What you need to do:
In the lines below, find how many contain the word "JSON" and report that figure alone.

Extracts from a graphics dataset
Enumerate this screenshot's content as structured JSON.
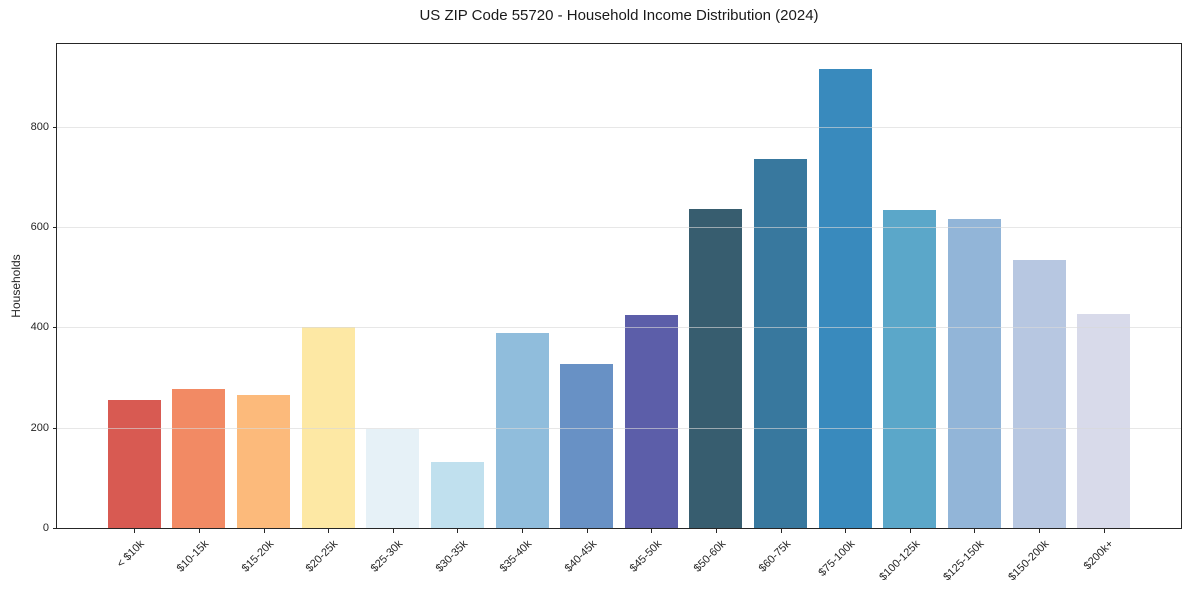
{
  "figure": {
    "title": "US ZIP Code 55720 - Household Income Distribution (2024)"
  },
  "chart_data": {
    "type": "bar",
    "title": "US ZIP Code 55720 - Household Income Distribution (2024)",
    "xlabel": "",
    "ylabel": "Households",
    "categories": [
      "< $10k",
      "$10-15k",
      "$15-20k",
      "$20-25k",
      "$25-30k",
      "$30-35k",
      "$35-40k",
      "$40-45k",
      "$45-50k",
      "$50-60k",
      "$60-75k",
      "$75-100k",
      "$100-125k",
      "$125-150k",
      "$150-200k",
      "$200k+"
    ],
    "values": [
      256,
      277,
      266,
      401,
      198,
      131,
      388,
      328,
      425,
      637,
      736,
      915,
      635,
      617,
      535,
      426
    ],
    "bar_colors": [
      "#d85a52",
      "#f28a64",
      "#fcba7b",
      "#fde8a4",
      "#e6f1f7",
      "#c0e0ee",
      "#90bddc",
      "#6891c5",
      "#5c5ea9",
      "#375d6f",
      "#38789e",
      "#398abd",
      "#5ba7c9",
      "#92b5d8",
      "#b7c7e1",
      "#d8daea"
    ],
    "yticks": [
      0,
      200,
      400,
      600,
      800
    ],
    "ylim": [
      0,
      965
    ],
    "grid": "horizontal",
    "gridlines_above_bars": true,
    "legend": "none",
    "background_color": "#ffffff",
    "axis_color": "#262626",
    "grid_color": "#e8e8e8"
  }
}
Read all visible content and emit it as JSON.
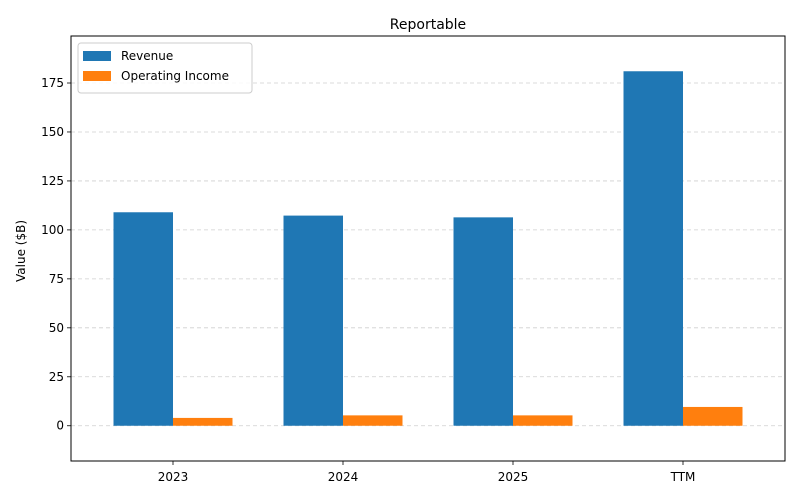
{
  "chart_data": {
    "type": "bar",
    "title": "Reportable",
    "xlabel": "",
    "ylabel": "Value ($B)",
    "categories": [
      "2023",
      "2024",
      "2025",
      "TTM"
    ],
    "series": [
      {
        "name": "Revenue",
        "values": [
          109.0,
          107.3,
          106.4,
          181.0
        ],
        "color": "#1f77b4"
      },
      {
        "name": "Operating Income",
        "values": [
          4.0,
          5.3,
          5.3,
          9.6
        ],
        "color": "#ff7f0e"
      }
    ],
    "ylim": [
      -18,
      199
    ],
    "yticks": [
      0,
      25,
      50,
      75,
      100,
      125,
      150,
      175
    ],
    "grid": "y, dashed",
    "legend_position": "top-left"
  }
}
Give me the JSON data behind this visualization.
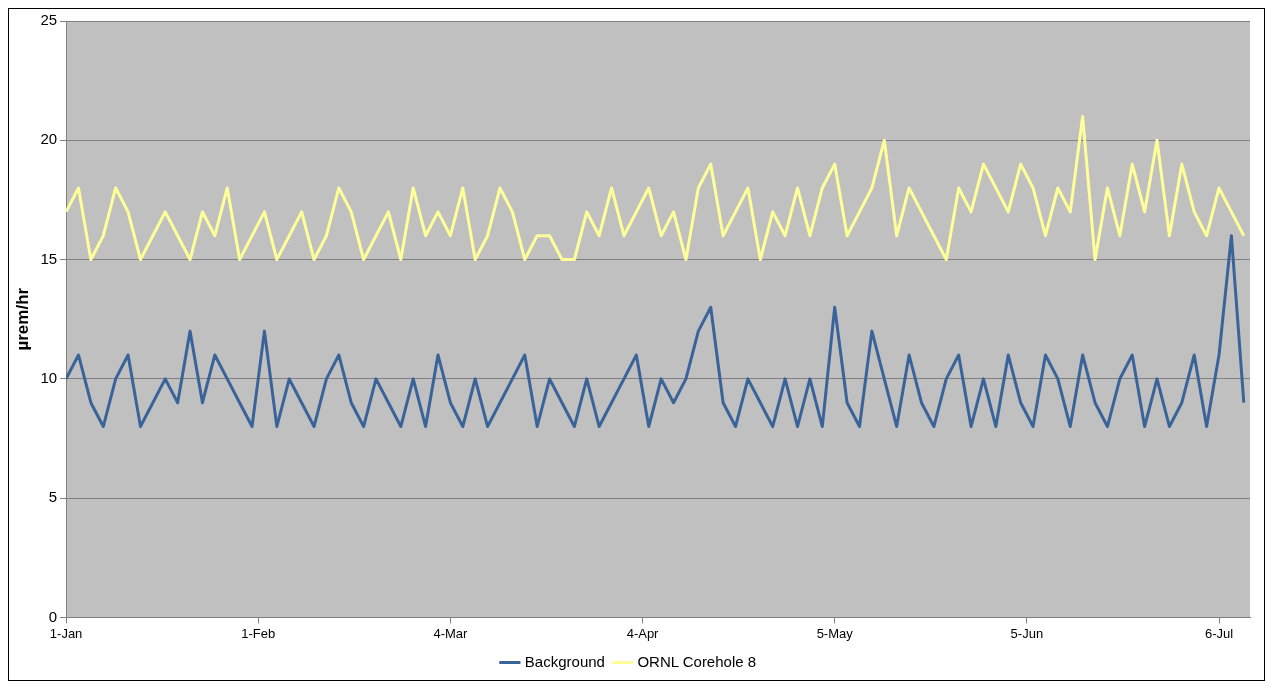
{
  "chart_data": {
    "type": "line",
    "ylabel": "µrem/hr",
    "x": [
      "--01-01",
      "--01-03",
      "--01-05",
      "--01-07",
      "--01-09",
      "--01-11",
      "--01-13",
      "--01-15",
      "--01-17",
      "--01-19",
      "--01-21",
      "--01-23",
      "--01-25",
      "--01-27",
      "--01-29",
      "--01-31",
      "--02-02",
      "--02-04",
      "--02-06",
      "--02-08",
      "--02-10",
      "--02-12",
      "--02-14",
      "--02-16",
      "--02-18",
      "--02-20",
      "--02-22",
      "--02-24",
      "--02-26",
      "--02-28",
      "--03-02",
      "--03-04",
      "--03-06",
      "--03-08",
      "--03-10",
      "--03-12",
      "--03-14",
      "--03-16",
      "--03-18",
      "--03-20",
      "--03-22",
      "--03-24",
      "--03-26",
      "--03-28",
      "--03-30",
      "--04-01",
      "--04-03",
      "--04-05",
      "--04-07",
      "--04-09",
      "--04-11",
      "--04-13",
      "--04-15",
      "--04-17",
      "--04-19",
      "--04-21",
      "--04-23",
      "--04-25",
      "--04-27",
      "--04-29",
      "--05-01",
      "--05-03",
      "--05-05",
      "--05-07",
      "--05-09",
      "--05-11",
      "--05-13",
      "--05-15",
      "--05-17",
      "--05-19",
      "--05-21",
      "--05-23",
      "--05-25",
      "--05-27",
      "--05-29",
      "--05-31",
      "--06-02",
      "--06-04",
      "--06-06",
      "--06-08",
      "--06-10",
      "--06-12",
      "--06-14",
      "--06-16",
      "--06-18",
      "--06-20",
      "--06-22",
      "--06-24",
      "--06-26",
      "--06-28",
      "--06-30",
      "--07-02",
      "--07-04",
      "--07-06",
      "--07-08",
      "--07-10"
    ],
    "series": [
      {
        "name": "Background",
        "color": "#3a6499",
        "values": [
          10,
          11,
          9,
          8,
          10,
          11,
          8,
          9,
          10,
          9,
          12,
          9,
          11,
          10,
          9,
          8,
          12,
          8,
          10,
          9,
          8,
          10,
          11,
          9,
          8,
          10,
          9,
          8,
          10,
          8,
          11,
          9,
          8,
          10,
          8,
          9,
          10,
          11,
          8,
          10,
          9,
          8,
          10,
          8,
          9,
          10,
          11,
          8,
          10,
          9,
          10,
          12,
          13,
          9,
          8,
          10,
          9,
          8,
          10,
          8,
          10,
          8,
          13,
          9,
          8,
          12,
          10,
          8,
          11,
          9,
          8,
          10,
          11,
          8,
          10,
          8,
          11,
          9,
          8,
          11,
          10,
          8,
          11,
          9,
          8,
          10,
          11,
          8,
          10,
          8,
          9,
          11,
          8,
          11,
          16,
          9
        ]
      },
      {
        "name": "ORNL Corehole 8",
        "color": "#ffff99",
        "values": [
          17,
          18,
          15,
          16,
          18,
          17,
          15,
          16,
          17,
          16,
          15,
          17,
          16,
          18,
          15,
          16,
          17,
          15,
          16,
          17,
          15,
          16,
          18,
          17,
          15,
          16,
          17,
          15,
          18,
          16,
          17,
          16,
          18,
          15,
          16,
          18,
          17,
          15,
          16,
          16,
          15,
          15,
          17,
          16,
          18,
          16,
          17,
          18,
          16,
          17,
          15,
          18,
          19,
          16,
          17,
          18,
          15,
          17,
          16,
          18,
          16,
          18,
          19,
          16,
          17,
          18,
          20,
          16,
          18,
          17,
          16,
          15,
          18,
          17,
          19,
          18,
          17,
          19,
          18,
          16,
          18,
          17,
          21,
          15,
          18,
          16,
          19,
          17,
          20,
          16,
          19,
          17,
          16,
          18,
          17,
          16
        ]
      }
    ],
    "xlim": [
      "--01-01",
      "--07-11"
    ],
    "xticks": [
      {
        "value": "--01-01",
        "label": "1-Jan"
      },
      {
        "value": "--02-01",
        "label": "1-Feb"
      },
      {
        "value": "--03-04",
        "label": "4-Mar"
      },
      {
        "value": "--04-04",
        "label": "4-Apr"
      },
      {
        "value": "--05-05",
        "label": "5-May"
      },
      {
        "value": "--06-05",
        "label": "5-Jun"
      },
      {
        "value": "--07-06",
        "label": "6-Jul"
      }
    ],
    "ylim": [
      0,
      25
    ],
    "yticks": [
      0,
      5,
      10,
      15,
      20,
      25
    ],
    "grid": "y",
    "legend": "bottom",
    "line_style": "solid",
    "marker": "none"
  }
}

Solved exercise:
3